▸ **Task requirements**: Filter the data below for the string "Entry" and copy each matching line.

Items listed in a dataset

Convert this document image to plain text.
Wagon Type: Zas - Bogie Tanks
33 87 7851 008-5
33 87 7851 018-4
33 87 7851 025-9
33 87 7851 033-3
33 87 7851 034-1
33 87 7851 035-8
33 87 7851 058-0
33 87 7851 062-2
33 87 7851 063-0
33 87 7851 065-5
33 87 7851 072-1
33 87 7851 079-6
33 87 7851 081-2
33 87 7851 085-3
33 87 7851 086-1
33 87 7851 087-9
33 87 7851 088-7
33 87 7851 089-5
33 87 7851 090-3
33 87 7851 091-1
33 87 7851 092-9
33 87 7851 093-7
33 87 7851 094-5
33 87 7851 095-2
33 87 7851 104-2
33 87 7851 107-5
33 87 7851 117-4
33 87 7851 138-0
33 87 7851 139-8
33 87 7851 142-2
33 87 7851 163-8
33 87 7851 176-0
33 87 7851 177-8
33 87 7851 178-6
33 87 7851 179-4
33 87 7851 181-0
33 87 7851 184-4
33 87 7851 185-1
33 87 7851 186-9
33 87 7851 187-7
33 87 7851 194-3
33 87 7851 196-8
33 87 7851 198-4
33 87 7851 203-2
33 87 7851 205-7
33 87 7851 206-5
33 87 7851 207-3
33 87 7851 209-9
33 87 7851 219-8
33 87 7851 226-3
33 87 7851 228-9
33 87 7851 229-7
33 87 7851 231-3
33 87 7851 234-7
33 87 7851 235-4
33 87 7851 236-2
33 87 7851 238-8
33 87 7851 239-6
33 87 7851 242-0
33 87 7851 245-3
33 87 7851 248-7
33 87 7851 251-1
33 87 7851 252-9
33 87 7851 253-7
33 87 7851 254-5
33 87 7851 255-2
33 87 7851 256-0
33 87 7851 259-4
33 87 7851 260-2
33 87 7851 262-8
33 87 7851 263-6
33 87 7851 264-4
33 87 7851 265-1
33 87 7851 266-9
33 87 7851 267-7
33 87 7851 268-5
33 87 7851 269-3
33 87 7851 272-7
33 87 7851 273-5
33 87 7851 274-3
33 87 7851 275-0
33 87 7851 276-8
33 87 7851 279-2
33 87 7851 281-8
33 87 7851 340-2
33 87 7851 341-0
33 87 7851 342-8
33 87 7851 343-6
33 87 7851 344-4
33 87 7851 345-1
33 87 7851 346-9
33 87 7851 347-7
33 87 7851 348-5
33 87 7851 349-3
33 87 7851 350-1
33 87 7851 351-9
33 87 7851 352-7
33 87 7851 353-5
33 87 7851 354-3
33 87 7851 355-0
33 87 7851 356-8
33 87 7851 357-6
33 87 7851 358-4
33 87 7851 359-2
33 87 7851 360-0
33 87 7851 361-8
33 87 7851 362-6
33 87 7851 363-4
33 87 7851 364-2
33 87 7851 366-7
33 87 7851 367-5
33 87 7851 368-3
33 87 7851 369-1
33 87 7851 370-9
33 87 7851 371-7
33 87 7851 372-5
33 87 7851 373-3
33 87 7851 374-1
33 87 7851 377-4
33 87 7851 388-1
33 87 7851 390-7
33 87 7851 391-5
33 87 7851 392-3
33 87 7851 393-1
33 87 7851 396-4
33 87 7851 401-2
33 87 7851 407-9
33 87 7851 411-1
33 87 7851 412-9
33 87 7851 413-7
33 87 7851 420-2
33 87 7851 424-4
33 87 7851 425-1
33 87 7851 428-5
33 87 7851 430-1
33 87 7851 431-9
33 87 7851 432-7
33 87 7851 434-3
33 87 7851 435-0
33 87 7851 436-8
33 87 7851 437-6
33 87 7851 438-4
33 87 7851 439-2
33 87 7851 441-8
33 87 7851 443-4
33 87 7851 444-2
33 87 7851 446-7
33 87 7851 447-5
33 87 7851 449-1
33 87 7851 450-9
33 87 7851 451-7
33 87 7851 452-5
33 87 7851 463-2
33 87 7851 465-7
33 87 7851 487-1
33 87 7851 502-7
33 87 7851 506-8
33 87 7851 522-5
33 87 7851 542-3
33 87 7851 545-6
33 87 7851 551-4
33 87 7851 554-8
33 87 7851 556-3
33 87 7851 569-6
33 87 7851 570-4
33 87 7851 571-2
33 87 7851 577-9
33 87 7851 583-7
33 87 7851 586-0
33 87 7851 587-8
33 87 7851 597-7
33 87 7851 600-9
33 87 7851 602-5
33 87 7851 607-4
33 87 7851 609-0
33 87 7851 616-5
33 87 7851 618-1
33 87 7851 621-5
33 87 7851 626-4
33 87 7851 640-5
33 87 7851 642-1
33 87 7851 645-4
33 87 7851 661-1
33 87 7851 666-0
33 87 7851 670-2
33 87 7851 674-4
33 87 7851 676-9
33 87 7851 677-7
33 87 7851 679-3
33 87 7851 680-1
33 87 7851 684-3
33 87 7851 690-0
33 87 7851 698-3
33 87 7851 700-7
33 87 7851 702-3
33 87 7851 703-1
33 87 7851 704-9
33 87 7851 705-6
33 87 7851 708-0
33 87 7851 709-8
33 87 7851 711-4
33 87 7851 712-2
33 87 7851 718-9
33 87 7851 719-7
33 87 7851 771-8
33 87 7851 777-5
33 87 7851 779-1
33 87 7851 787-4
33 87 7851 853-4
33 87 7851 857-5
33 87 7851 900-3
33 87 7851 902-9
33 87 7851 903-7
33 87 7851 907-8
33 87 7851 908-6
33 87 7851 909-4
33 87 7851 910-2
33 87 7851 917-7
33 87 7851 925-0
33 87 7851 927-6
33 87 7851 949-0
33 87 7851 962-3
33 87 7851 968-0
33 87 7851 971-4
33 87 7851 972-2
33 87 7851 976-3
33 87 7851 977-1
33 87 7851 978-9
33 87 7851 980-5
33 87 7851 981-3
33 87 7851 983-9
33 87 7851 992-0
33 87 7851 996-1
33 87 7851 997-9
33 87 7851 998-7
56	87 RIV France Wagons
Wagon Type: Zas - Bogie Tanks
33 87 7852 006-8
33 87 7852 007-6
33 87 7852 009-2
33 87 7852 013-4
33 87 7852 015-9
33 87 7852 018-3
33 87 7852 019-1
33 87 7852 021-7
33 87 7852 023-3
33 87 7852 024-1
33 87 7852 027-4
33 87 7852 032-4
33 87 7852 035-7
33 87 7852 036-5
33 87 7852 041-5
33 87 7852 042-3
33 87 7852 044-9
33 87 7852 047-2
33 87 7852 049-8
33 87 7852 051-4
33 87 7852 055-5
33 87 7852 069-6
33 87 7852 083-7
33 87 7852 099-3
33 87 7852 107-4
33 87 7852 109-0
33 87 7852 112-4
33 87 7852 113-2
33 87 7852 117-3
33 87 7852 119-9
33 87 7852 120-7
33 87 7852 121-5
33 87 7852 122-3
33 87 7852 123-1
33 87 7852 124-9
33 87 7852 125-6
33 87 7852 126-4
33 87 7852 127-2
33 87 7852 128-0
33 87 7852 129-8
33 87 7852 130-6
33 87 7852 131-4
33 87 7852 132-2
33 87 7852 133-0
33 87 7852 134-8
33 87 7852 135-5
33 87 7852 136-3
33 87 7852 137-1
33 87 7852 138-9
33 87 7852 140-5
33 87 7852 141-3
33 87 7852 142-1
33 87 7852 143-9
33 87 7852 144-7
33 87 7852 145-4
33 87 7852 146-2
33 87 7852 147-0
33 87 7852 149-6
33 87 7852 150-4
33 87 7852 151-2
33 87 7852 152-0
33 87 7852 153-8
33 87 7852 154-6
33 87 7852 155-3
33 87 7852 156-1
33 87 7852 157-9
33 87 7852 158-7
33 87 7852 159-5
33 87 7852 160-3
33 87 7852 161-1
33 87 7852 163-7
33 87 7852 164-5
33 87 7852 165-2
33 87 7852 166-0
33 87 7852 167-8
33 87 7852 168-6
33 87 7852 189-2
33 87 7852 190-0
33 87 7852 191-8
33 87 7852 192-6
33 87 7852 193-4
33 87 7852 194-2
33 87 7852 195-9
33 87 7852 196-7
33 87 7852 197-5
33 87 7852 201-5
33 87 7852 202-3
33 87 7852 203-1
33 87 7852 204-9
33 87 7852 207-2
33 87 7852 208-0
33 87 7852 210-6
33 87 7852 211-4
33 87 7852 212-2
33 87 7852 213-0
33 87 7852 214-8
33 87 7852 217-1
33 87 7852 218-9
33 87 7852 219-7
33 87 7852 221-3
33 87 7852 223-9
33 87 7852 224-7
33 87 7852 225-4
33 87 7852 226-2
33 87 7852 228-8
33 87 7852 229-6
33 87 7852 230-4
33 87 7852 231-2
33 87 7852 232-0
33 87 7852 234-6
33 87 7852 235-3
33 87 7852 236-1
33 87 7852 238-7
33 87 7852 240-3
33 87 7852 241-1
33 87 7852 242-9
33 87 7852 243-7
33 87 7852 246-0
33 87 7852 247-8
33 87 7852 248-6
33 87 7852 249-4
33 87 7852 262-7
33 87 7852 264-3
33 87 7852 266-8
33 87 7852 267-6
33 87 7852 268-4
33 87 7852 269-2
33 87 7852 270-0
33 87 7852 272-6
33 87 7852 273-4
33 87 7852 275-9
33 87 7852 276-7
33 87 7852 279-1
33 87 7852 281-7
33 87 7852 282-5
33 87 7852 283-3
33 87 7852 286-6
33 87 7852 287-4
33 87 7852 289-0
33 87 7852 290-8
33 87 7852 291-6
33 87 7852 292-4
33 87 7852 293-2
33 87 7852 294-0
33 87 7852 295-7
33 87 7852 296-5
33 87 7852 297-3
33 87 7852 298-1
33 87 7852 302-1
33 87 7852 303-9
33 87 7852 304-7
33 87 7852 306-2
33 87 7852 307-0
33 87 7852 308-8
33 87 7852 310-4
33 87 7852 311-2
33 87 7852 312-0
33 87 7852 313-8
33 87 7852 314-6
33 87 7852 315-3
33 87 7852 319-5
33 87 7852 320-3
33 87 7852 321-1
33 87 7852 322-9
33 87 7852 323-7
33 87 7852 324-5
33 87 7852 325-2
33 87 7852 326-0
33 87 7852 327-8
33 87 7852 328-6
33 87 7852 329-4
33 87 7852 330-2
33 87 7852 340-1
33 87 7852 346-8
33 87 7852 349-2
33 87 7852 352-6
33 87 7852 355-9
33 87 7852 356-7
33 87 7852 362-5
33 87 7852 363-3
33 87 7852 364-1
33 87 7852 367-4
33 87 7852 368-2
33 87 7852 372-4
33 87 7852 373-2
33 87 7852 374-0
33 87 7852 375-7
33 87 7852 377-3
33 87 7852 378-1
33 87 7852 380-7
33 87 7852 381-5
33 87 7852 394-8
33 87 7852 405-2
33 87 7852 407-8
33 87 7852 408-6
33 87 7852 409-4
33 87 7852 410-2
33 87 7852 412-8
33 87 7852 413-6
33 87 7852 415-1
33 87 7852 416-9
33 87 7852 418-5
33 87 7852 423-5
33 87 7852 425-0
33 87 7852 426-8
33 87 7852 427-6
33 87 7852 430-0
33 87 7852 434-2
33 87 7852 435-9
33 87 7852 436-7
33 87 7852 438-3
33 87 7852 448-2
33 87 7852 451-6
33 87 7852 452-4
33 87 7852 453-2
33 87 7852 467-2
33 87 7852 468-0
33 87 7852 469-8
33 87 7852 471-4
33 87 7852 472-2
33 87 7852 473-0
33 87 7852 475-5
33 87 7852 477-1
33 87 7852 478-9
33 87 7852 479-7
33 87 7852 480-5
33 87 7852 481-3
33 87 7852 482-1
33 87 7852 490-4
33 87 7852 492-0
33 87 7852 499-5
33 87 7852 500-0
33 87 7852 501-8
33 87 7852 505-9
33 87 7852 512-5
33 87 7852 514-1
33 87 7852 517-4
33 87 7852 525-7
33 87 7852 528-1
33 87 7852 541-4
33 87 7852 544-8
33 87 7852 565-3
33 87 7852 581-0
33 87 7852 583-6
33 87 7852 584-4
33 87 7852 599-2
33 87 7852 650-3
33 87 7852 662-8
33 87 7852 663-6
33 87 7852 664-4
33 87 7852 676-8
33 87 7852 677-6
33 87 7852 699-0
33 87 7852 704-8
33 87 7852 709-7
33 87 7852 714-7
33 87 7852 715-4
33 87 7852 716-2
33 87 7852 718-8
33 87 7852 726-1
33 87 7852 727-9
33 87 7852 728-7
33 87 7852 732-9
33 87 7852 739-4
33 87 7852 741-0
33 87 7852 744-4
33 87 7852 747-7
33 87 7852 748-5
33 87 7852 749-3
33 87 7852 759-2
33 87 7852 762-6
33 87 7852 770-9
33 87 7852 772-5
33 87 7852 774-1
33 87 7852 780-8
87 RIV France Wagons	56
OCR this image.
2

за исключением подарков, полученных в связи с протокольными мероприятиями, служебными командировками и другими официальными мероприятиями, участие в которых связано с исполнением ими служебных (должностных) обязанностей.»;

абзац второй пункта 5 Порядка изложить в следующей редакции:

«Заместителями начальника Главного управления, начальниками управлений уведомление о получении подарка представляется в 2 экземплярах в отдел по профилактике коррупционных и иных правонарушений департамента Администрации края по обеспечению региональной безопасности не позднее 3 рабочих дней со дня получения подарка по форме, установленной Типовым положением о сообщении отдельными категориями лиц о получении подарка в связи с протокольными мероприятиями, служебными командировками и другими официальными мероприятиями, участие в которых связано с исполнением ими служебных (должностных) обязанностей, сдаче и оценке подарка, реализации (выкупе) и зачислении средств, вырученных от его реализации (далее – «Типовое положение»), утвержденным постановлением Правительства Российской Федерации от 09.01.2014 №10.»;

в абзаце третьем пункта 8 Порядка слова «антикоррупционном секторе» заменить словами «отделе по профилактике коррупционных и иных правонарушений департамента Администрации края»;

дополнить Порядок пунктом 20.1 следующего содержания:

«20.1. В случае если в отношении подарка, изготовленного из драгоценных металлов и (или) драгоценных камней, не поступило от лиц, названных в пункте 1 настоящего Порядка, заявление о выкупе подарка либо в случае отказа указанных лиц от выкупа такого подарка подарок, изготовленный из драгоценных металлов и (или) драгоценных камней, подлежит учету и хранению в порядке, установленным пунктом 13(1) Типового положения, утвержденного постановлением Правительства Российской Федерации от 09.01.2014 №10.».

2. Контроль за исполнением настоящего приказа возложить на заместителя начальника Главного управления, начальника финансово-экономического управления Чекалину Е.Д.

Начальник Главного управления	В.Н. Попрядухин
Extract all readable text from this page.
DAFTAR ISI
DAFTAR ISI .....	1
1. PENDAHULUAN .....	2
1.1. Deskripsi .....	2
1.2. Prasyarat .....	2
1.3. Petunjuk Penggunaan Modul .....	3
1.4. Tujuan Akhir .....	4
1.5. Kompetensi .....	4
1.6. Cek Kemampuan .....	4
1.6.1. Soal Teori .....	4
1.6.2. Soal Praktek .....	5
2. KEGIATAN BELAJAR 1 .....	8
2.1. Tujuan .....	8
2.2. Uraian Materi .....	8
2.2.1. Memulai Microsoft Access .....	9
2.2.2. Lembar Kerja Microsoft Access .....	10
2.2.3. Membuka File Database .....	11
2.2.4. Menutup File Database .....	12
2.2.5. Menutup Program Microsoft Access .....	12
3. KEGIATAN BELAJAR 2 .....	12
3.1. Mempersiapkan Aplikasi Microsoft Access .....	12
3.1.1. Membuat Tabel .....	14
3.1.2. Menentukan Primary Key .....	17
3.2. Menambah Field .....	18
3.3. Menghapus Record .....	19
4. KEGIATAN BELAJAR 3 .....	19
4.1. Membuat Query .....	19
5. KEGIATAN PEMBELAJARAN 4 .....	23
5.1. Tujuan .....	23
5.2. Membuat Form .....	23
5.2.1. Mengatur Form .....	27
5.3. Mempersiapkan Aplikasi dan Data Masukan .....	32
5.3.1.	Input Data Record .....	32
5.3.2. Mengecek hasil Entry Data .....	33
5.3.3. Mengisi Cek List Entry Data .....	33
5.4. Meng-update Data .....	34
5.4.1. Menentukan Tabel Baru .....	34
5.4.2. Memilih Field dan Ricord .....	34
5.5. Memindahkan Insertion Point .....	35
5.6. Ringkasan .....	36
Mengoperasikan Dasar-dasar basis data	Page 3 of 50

▸ **The solution**:
5.3.2. Mengecek hasil Entry Data .....	33
5.3.3. Mengisi Cek List Entry Data .....	33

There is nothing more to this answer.